## Exercise instructions
Pull each line with the string "this" from the entries.

## Transcript data for document pages
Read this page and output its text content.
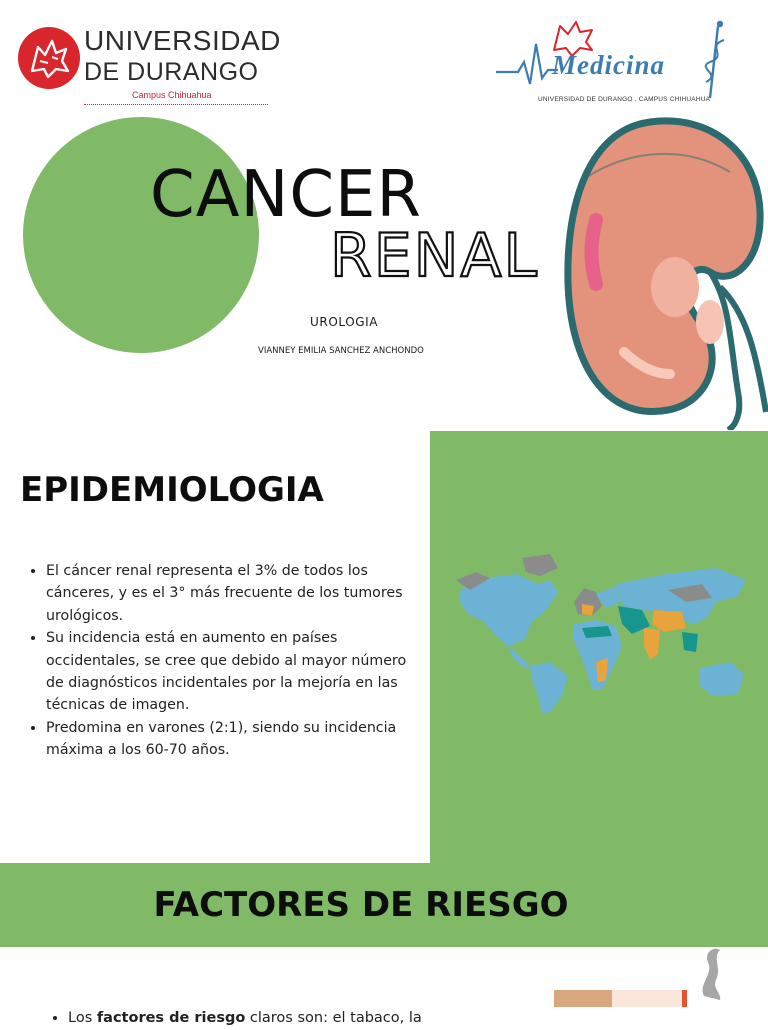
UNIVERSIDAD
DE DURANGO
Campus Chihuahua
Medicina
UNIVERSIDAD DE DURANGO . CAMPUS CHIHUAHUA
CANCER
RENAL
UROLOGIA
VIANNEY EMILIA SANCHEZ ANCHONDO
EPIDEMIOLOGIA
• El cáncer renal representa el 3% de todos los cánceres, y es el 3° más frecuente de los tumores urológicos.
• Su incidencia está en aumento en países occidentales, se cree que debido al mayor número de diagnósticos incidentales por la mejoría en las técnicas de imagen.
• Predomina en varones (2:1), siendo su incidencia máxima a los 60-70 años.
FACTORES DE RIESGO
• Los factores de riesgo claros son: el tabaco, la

* * *

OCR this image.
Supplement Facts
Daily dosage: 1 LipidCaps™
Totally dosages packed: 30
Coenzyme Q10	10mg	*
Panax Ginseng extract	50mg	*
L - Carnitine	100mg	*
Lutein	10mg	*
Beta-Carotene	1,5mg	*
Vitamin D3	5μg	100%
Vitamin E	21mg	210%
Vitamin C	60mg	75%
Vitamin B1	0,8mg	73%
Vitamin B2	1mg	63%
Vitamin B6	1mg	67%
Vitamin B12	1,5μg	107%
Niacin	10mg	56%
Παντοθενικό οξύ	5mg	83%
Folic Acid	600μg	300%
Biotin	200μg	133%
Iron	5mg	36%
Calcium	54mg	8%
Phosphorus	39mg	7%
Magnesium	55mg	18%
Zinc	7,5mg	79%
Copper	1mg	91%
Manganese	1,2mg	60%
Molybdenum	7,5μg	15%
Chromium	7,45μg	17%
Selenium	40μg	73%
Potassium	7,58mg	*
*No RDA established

## Answer for the task
Read this page and output its text content.
OCR this image.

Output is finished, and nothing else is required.